Given request: All of the lines below are to be transcribed faithfully, with pictures excluded from the copy.

##############################

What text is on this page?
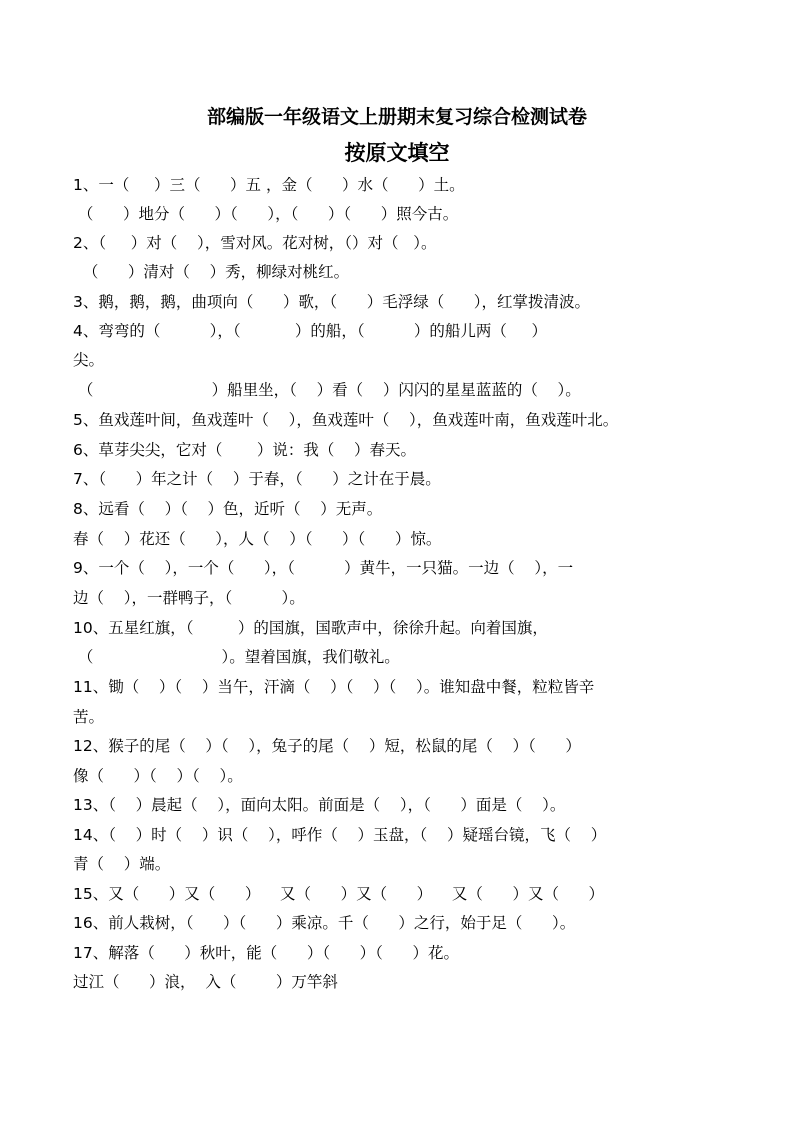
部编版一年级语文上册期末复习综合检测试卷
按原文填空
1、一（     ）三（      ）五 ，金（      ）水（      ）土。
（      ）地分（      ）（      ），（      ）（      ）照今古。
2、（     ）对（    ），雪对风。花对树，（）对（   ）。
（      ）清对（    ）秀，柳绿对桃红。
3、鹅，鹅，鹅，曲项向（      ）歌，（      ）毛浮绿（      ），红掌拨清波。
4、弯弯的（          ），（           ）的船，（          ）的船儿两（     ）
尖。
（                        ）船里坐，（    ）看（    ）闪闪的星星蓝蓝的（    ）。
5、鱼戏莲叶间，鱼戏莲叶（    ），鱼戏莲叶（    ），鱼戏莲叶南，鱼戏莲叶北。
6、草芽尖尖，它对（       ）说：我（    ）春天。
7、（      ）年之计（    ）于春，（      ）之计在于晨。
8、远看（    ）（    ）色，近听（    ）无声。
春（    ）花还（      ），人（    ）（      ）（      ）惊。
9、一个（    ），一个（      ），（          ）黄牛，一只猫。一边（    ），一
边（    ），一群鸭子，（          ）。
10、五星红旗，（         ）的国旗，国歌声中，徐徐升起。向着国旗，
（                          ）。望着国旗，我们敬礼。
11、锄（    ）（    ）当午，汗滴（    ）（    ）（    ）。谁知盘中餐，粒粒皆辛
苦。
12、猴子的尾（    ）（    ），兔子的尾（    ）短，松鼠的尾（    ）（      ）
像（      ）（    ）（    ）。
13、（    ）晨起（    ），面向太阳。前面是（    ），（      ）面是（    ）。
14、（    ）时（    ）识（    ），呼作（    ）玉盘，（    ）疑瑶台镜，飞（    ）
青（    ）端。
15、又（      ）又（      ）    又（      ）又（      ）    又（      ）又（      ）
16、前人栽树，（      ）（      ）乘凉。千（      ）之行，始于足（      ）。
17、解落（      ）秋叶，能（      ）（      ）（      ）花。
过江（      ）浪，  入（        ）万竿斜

##############################

Solution:
What text is on this page?
部编版一年级语文上册期末复习综合检测试卷
按原文填空
1、一（     ）三（      ）五 ，金（      ）水（      ）土。
（      ）地分（      ）（      ），（      ）（      ）照今古。
2、（     ）对（    ），雪对风。花对树，（）对（   ）。
（      ）清对（    ）秀，柳绿对桃红。
3、鹅，鹅，鹅，曲项向（      ）歌，（      ）毛浮绿（      ），红掌拨清波。
4、弯弯的（          ），（           ）的船，（          ）的船儿两（     ）
尖。
（                        ）船里坐，（    ）看（    ）闪闪的星星蓝蓝的（    ）。
5、鱼戏莲叶间，鱼戏莲叶（    ），鱼戏莲叶（    ），鱼戏莲叶南，鱼戏莲叶北。
6、草芽尖尖，它对（       ）说：我（    ）春天。
7、（      ）年之计（    ）于春，（      ）之计在于晨。
8、远看（    ）（    ）色，近听（    ）无声。
春（    ）花还（      ），人（    ）（      ）（      ）惊。
9、一个（    ），一个（      ），（          ）黄牛，一只猫。一边（    ），一
边（    ），一群鸭子，（          ）。
10、五星红旗，（         ）的国旗，国歌声中，徐徐升起。向着国旗，
（                          ）。望着国旗，我们敬礼。
11、锄（    ）（    ）当午，汗滴（    ）（    ）（    ）。谁知盘中餐，粒粒皆辛
苦。
12、猴子的尾（    ）（    ），兔子的尾（    ）短，松鼠的尾（    ）（      ）
像（      ）（    ）（    ）。
13、（    ）晨起（    ），面向太阳。前面是（    ），（      ）面是（    ）。
14、（    ）时（    ）识（    ），呼作（    ）玉盘，（    ）疑瑶台镜，飞（    ）
青（    ）端。
15、又（      ）又（      ）    又（      ）又（      ）    又（      ）又（      ）
16、前人栽树，（      ）（      ）乘凉。千（      ）之行，始于足（      ）。
17、解落（      ）秋叶，能（      ）（      ）（      ）花。
过江（      ）浪，  入（        ）万竿斜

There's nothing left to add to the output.